→ What the task requires
Sift the material for lines containing "JSON", and return them.

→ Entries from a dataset
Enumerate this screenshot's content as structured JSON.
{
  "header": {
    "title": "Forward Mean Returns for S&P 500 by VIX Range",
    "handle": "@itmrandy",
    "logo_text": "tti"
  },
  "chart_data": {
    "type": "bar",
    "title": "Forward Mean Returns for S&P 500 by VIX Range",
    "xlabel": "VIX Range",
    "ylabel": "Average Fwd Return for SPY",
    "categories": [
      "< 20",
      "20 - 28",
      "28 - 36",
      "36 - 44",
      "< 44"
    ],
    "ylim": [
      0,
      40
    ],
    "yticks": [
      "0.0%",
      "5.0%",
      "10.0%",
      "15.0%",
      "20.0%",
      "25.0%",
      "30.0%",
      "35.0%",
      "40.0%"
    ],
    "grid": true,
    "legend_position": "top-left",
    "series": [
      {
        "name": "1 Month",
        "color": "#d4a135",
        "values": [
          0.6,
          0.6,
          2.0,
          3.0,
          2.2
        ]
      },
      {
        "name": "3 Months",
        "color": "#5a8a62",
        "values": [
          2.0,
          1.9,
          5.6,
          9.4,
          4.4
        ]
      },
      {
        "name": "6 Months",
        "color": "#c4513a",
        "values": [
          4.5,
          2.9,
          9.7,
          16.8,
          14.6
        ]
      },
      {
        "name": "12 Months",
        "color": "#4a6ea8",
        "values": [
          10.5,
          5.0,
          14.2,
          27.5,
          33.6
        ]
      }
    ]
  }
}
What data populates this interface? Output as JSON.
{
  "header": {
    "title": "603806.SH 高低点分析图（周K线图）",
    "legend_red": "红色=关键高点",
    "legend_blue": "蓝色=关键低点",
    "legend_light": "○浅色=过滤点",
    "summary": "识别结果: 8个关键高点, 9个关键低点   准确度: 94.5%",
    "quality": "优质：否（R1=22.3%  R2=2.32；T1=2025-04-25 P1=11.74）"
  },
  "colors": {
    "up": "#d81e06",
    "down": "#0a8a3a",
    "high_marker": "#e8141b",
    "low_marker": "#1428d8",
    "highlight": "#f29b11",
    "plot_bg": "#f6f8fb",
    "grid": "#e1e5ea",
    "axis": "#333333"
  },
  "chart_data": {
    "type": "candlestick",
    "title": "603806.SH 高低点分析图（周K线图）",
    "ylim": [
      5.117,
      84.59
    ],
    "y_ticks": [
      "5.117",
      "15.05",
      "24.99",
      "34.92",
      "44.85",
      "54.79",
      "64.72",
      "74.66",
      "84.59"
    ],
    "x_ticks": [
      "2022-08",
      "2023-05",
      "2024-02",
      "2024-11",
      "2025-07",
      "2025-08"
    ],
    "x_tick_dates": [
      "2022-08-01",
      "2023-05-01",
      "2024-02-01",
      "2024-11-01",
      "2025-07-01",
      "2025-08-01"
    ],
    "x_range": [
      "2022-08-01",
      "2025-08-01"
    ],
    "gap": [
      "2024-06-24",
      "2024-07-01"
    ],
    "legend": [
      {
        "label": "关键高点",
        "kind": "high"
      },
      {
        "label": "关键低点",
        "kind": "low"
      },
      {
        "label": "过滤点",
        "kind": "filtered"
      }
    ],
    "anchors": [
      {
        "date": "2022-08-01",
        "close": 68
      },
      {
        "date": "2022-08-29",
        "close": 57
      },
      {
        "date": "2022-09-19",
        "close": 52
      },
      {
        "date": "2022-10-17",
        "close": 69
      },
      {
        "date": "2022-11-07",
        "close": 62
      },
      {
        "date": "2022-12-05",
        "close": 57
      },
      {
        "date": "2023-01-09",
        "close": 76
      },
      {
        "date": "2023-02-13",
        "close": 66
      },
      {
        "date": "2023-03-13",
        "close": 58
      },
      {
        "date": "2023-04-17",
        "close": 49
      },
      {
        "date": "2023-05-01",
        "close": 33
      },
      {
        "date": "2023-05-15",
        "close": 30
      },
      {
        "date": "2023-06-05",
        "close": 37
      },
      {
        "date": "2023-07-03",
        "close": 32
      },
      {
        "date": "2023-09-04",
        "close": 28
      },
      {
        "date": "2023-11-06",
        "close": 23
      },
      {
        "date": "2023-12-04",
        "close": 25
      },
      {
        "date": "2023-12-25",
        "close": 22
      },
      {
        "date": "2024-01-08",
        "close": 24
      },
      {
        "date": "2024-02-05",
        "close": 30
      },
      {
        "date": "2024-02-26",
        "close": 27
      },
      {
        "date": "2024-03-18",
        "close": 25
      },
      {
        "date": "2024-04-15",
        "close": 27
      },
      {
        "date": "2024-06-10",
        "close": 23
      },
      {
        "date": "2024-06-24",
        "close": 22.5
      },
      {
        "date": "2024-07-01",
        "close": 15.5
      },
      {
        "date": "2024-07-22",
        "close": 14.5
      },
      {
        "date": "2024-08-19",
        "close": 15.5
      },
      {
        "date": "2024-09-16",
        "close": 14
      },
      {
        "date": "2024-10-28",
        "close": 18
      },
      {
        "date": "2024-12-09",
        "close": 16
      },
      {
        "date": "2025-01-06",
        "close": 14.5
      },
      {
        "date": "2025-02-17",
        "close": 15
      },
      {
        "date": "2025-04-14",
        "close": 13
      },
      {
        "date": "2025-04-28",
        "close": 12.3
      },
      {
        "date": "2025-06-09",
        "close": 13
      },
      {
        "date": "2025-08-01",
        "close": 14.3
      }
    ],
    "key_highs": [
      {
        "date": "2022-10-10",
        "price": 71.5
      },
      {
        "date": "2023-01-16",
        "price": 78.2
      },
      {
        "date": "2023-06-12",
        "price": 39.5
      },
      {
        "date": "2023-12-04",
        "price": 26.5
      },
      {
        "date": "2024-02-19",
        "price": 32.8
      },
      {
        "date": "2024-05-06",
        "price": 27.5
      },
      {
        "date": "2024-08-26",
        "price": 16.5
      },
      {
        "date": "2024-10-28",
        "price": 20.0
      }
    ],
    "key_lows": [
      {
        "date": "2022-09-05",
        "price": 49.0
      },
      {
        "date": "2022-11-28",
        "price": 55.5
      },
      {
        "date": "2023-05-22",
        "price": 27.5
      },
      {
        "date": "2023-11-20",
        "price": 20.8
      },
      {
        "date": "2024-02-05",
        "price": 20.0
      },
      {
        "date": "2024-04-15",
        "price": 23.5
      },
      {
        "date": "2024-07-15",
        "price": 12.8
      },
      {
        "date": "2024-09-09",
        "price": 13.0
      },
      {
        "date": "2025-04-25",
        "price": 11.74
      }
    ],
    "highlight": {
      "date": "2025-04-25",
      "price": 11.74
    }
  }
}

→ Correct response
Enumerate this screenshot's content as structured JSON.
What data populates this interface? Output as JSON.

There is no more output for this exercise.